Problem to work on
Read the data and repeat it in full, exactly.
[start of Stored rows]
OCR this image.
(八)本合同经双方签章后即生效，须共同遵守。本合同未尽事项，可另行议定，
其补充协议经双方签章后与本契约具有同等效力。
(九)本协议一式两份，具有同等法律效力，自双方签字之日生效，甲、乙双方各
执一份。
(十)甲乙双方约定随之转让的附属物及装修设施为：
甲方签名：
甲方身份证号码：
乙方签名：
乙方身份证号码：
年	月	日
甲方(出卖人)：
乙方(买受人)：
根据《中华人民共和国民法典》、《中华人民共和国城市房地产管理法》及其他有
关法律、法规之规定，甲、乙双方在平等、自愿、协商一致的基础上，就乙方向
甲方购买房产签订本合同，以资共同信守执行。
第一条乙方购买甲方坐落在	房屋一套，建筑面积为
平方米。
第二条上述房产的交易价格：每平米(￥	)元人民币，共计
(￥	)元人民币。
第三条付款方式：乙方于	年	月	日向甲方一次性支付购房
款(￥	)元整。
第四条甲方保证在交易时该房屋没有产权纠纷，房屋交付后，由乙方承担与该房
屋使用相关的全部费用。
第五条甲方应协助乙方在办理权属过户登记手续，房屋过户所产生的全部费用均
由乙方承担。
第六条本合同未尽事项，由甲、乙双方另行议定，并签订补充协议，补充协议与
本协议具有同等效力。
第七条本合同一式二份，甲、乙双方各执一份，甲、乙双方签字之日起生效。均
[end of Stored rows]
Response to the task
OCR this image.
(八)本合同经双方签章后即生效，须共同遵守。本合同未尽事项，可另行议定，
其补充协议经双方签章后与本契约具有同等效力。
(九)本协议一式两份，具有同等法律效力，自双方签字之日生效，甲、乙双方各
执一份。
(十)甲乙双方约定随之转让的附属物及装修设施为：
甲方签名：
甲方身份证号码：
乙方签名：
乙方身份证号码：
年	月	日
甲方(出卖人)：
乙方(买受人)：
根据《中华人民共和国民法典》、《中华人民共和国城市房地产管理法》及其他有
关法律、法规之规定，甲、乙双方在平等、自愿、协商一致的基础上，就乙方向
甲方购买房产签订本合同，以资共同信守执行。
第一条乙方购买甲方坐落在	房屋一套，建筑面积为
平方米。
第二条上述房产的交易价格：每平米(￥	)元人民币，共计
(￥	)元人民币。
第三条付款方式：乙方于	年	月	日向甲方一次性支付购房
款(￥	)元整。
第四条甲方保证在交易时该房屋没有产权纠纷，房屋交付后，由乙方承担与该房
屋使用相关的全部费用。
第五条甲方应协助乙方在办理权属过户登记手续，房屋过户所产生的全部费用均
由乙方承担。
第六条本合同未尽事项，由甲、乙双方另行议定，并签订补充协议，补充协议与
本协议具有同等效力。
第七条本合同一式二份，甲、乙双方各执一份，甲、乙双方签字之日起生效。均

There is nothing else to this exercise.